=== List of tasks ===
1. List every person identified by full name in the interview.
2. Reproduce the interview word for word, taking everything from "SH: How did" down to "was very lucky.".

Adam Caldwell’s latest exhibition ‘Dark Stage’ opened at Thinkspace Gallery, Saturday, July 20th and is on view through August 13th. The exhibition is a collection of works created in collaboration with the Bandelion Dance Troupe. In our interview with Adam Caldwell for ‘Dark Stage’, we dive deeper into the collaboration and his creative process.
SH: You share the inspiration for the show was you were, “looking for a way to imply and illustrate multiple levels of artifice and meaning. In fiction there are many examples of plays within plays, stories within stories, I wanted to explore that in painting.” Was there a singular moment that stirred that idea or was is a collection of realizations? Do you have a catalyst moment?
AC: It was a collection of various stories. The primary source is the writings of Jorge Luis Borges. His stories include fictitious authors, references to non-existent books, stories about stories, levels within fiction that ultimately imply our level of being readers outside the story.
SH: How did you become introduced to the Bandelion Dance Troupe?
AC: I contacted many theater groups in the bay area and Bandelion was one of the first to contact me. I met the director Eric Kuypers and we understood each other right away. I was very lucky.
SH: Was there an aspect to this latest body of work and collaboration that surprised you? A difficulty you weren’t expecting?
AC: Initially, I had thought of actually writing a play and having the group do a sort of dress rehearsal that would then be used as a basis for paintings, but as we collaborated it became clear that an improvisational performance yielded greater opportunity for interesting figurative compositions.
SH: This collaboration took place over a few years, how did you coordinate it and would you tell other artists who may be intimidated by collaboration?
AC: Its been a lot of work to get everything together, but getting out of the studio and into the larger artistic community is a great way to break boundaries and get fresh inspiration. It’s crazy but I just asked and a lot of companies were interested immediately.
SH: What is one of your favorite plays?

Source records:
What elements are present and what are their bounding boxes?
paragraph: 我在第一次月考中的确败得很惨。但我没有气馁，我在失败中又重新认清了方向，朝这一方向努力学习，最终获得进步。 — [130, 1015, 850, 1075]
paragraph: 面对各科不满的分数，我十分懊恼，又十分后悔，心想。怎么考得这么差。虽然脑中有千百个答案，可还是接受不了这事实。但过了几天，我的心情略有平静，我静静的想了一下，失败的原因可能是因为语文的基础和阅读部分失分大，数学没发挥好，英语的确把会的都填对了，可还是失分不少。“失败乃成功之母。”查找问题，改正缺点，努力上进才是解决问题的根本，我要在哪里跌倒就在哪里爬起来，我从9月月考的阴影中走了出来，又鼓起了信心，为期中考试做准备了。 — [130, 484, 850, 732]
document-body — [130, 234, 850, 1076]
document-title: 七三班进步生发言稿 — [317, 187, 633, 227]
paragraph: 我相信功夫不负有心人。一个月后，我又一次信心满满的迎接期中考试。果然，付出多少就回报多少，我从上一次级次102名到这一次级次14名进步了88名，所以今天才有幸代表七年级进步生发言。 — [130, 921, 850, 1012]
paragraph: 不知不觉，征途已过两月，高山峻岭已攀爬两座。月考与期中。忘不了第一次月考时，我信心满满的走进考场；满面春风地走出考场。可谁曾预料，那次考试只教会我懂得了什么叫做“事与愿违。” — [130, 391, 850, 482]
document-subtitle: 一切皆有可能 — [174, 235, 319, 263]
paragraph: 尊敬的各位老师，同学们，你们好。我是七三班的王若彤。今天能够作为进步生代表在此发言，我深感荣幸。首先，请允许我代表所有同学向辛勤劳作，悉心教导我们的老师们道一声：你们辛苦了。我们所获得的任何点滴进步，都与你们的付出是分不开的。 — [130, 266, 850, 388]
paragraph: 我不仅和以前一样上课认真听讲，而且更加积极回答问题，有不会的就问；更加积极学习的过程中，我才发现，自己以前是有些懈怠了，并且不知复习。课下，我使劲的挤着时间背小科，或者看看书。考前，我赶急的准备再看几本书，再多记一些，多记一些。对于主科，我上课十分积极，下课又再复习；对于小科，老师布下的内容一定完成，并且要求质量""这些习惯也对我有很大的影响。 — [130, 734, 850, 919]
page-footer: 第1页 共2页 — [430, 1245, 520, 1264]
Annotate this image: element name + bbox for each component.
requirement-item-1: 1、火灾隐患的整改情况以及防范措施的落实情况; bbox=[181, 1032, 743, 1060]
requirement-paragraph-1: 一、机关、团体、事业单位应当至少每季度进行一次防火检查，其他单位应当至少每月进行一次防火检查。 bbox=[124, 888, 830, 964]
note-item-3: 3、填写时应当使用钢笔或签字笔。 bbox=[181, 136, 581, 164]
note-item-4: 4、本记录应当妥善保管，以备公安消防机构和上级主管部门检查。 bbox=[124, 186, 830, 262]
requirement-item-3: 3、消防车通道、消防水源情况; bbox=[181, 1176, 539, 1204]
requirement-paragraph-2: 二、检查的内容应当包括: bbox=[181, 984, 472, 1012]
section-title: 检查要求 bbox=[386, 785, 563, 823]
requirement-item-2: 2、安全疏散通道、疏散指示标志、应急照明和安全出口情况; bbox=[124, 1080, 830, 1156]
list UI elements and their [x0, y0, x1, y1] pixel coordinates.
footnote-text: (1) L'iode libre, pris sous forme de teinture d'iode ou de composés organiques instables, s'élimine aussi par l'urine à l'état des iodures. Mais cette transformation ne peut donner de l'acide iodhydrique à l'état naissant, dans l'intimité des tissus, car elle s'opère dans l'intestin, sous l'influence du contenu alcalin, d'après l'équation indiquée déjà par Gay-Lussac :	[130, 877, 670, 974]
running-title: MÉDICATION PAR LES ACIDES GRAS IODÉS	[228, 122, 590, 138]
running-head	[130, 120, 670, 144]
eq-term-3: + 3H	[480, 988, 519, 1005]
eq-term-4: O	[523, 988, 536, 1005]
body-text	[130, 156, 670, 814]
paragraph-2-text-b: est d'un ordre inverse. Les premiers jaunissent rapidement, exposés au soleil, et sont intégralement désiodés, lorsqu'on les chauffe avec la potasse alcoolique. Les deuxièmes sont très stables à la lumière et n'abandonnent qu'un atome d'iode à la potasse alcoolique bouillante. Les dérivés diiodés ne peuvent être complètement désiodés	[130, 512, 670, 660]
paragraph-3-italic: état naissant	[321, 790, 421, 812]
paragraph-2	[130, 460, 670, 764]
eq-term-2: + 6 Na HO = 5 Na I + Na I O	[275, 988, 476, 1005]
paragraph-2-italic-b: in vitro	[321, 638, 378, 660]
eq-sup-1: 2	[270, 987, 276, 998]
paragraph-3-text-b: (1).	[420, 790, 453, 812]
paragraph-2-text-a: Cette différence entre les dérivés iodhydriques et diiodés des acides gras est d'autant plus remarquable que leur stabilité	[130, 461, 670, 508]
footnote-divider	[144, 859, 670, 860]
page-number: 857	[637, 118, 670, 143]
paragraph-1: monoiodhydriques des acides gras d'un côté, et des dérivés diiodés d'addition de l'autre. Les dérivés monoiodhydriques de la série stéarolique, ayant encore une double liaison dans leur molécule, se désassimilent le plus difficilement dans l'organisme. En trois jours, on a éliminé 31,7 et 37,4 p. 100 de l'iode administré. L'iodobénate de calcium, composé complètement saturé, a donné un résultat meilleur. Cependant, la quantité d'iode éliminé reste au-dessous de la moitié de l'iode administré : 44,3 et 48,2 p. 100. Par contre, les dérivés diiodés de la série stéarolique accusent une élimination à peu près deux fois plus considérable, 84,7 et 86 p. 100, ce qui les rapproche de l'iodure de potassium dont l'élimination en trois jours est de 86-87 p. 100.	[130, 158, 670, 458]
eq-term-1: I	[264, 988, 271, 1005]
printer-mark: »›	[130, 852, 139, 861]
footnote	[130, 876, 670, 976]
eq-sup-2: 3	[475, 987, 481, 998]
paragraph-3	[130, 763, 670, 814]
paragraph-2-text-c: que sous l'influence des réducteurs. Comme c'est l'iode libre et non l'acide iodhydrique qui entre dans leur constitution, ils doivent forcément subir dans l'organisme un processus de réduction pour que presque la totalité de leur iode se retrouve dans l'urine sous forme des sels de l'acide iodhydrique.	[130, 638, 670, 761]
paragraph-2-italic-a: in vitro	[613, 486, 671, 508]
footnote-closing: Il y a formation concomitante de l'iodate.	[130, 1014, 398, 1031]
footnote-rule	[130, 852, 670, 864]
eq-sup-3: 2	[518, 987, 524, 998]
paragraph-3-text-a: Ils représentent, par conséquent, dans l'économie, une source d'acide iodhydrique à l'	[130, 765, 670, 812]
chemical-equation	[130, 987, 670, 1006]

=== Answers to the exercises ===
1. Adam Caldwell, Jorge Luis Borges, Eric Kuypers

2.
SH: How did you become introduced to the Bandelion Dance Troupe?
AC: I contacted many theater groups in the bay area and Bandelion was one of the first to contact me. I met the director Eric Kuypers and we understood each other right away. I was very lucky.